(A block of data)
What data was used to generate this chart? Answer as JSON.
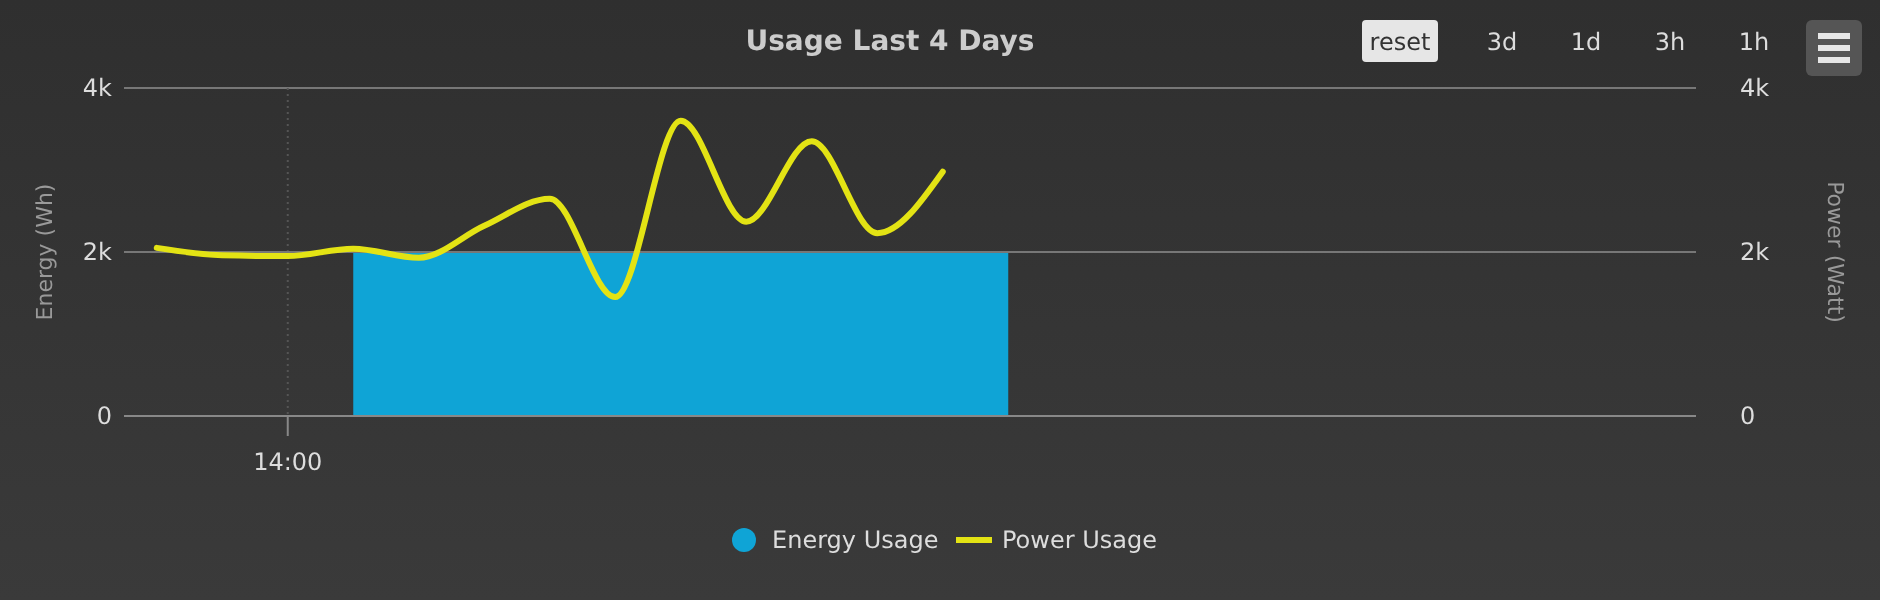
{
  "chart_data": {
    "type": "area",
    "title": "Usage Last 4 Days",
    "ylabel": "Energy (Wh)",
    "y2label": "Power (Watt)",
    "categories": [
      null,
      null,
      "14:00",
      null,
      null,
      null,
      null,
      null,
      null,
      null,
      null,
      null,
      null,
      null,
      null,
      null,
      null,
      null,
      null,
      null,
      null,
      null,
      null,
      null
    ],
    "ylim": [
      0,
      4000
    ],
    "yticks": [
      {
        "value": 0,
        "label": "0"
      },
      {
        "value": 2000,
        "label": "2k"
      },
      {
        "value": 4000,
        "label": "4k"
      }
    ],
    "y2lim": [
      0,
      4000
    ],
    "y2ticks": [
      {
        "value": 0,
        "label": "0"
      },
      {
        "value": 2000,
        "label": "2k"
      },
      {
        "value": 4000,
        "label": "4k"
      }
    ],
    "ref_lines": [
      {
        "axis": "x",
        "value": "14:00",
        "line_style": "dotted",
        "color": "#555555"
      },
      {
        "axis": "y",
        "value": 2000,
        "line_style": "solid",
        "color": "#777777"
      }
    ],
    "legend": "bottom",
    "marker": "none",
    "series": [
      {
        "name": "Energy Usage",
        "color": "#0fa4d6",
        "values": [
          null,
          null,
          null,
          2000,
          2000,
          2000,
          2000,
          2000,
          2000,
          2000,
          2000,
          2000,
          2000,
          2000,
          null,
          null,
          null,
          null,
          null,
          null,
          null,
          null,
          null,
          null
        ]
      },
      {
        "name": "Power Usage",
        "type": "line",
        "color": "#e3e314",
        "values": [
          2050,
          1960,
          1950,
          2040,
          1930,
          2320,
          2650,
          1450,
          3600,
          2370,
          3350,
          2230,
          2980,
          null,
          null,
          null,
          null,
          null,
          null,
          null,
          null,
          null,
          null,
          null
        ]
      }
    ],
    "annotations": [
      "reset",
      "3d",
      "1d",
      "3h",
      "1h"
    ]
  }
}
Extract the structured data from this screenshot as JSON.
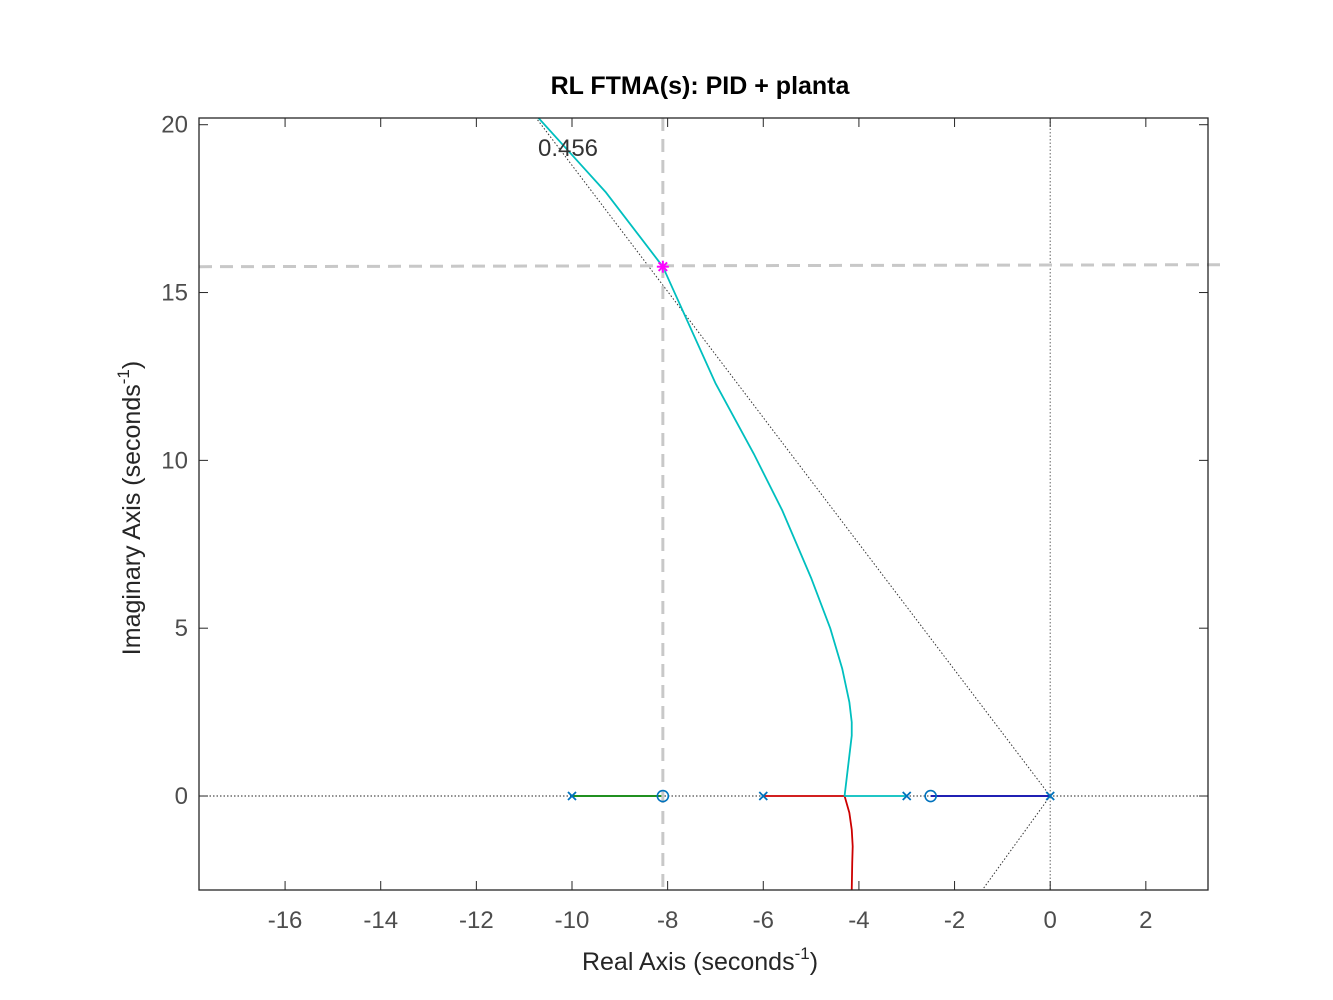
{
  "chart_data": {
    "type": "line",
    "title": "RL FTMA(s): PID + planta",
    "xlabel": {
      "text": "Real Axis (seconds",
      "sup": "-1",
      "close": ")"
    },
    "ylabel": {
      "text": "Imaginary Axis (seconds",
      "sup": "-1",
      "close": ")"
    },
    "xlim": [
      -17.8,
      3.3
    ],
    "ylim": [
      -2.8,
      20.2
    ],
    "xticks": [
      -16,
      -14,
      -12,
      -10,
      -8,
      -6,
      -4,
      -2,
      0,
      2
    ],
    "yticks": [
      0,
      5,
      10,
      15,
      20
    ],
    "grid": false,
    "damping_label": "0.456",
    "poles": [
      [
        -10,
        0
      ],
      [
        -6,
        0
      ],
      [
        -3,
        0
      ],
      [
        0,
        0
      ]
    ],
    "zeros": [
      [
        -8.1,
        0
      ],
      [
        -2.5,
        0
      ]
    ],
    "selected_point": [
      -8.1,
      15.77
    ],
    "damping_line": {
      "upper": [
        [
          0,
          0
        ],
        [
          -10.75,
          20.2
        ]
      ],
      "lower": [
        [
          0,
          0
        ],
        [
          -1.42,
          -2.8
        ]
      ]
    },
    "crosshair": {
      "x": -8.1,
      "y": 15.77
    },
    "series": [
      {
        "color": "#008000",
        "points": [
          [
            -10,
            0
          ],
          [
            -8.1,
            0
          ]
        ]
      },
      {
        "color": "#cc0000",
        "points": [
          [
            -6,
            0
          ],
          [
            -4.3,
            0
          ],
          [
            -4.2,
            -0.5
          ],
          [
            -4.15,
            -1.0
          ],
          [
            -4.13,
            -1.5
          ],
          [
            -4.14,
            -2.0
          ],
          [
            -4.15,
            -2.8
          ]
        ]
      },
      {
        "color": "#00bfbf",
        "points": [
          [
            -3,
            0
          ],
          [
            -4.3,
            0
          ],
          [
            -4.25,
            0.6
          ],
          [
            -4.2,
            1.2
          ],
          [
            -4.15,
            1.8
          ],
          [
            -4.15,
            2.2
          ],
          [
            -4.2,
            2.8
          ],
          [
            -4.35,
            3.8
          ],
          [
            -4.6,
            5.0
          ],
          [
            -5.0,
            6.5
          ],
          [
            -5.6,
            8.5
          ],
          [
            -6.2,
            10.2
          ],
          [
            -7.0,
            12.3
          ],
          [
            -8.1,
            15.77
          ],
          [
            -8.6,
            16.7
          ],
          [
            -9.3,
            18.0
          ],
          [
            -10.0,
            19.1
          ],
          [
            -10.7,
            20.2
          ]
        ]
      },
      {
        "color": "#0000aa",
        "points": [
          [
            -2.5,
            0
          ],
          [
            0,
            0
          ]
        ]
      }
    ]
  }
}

* * *

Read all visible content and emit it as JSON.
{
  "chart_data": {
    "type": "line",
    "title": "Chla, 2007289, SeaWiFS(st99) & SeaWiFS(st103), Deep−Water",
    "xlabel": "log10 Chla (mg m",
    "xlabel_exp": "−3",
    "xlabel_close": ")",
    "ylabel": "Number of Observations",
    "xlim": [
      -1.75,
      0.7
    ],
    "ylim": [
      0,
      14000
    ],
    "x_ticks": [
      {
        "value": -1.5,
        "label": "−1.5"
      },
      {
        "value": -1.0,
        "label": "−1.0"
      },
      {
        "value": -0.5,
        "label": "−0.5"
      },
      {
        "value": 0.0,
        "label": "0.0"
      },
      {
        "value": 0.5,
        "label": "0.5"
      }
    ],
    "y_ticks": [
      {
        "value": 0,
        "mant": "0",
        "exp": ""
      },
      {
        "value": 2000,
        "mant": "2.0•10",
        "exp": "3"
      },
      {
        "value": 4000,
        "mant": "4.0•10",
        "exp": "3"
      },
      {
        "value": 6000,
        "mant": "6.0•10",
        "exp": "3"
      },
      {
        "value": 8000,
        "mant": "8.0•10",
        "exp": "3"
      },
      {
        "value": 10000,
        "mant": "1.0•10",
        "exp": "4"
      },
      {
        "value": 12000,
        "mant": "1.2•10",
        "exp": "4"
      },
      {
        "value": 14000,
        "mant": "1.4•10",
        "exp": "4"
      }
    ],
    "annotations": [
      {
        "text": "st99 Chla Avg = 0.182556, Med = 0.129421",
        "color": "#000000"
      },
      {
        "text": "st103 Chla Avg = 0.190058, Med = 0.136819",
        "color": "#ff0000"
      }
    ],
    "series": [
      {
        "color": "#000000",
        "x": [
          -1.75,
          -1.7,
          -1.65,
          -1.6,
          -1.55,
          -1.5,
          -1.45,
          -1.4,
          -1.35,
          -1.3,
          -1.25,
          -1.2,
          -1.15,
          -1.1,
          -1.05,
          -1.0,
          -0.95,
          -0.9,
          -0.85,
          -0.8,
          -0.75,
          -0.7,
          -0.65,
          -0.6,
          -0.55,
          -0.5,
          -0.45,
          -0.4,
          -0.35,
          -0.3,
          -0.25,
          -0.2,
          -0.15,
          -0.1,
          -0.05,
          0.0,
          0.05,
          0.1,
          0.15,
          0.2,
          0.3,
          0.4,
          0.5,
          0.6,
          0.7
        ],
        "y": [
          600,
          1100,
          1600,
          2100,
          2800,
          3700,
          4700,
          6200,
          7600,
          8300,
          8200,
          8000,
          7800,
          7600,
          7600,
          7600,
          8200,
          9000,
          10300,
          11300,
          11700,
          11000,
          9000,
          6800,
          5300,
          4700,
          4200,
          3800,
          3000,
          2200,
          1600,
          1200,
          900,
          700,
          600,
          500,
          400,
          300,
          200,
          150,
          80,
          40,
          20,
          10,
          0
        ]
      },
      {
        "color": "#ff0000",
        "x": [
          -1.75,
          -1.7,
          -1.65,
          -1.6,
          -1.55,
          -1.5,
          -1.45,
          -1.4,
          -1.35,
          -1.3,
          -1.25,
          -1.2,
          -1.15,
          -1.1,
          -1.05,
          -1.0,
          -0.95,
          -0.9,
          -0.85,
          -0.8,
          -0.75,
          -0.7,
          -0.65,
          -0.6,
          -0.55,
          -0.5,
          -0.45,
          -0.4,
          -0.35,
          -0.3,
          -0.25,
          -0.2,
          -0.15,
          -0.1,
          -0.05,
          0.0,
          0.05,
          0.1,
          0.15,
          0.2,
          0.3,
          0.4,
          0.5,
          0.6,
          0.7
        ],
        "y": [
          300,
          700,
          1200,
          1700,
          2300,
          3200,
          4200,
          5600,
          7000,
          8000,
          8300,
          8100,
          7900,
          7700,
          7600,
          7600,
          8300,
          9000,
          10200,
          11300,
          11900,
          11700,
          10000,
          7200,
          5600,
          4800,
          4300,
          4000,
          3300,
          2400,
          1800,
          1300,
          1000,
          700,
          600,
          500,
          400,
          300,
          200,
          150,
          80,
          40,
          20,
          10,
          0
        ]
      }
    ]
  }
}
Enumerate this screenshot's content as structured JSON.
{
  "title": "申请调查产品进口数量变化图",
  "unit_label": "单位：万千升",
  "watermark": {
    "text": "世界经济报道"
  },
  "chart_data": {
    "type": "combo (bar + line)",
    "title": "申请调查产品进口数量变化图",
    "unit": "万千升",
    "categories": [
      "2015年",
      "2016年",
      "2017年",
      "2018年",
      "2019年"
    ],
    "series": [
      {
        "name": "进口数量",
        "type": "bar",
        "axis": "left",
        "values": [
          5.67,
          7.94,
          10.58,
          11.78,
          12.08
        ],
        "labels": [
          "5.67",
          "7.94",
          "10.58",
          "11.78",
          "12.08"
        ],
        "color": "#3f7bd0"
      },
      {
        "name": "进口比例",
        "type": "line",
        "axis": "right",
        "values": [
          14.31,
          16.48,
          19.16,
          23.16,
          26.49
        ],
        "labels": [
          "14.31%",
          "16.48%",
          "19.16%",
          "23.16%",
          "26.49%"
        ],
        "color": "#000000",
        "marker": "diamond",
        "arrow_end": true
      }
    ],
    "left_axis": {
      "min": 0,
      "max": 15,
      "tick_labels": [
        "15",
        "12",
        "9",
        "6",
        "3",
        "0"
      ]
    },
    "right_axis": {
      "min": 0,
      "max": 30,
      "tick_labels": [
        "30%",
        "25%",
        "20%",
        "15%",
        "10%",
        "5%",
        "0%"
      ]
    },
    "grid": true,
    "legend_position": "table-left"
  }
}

REQUIREMENT: Pick out every line holding the string "JSON" and return it.

FINAL RESULT:
What data was used to generate this chart? Answer as JSON.
Extract the structured data from this screenshot as JSON.
Read all visible content and emit it as JSON.
Enumerate this screenshot's content as structured JSON.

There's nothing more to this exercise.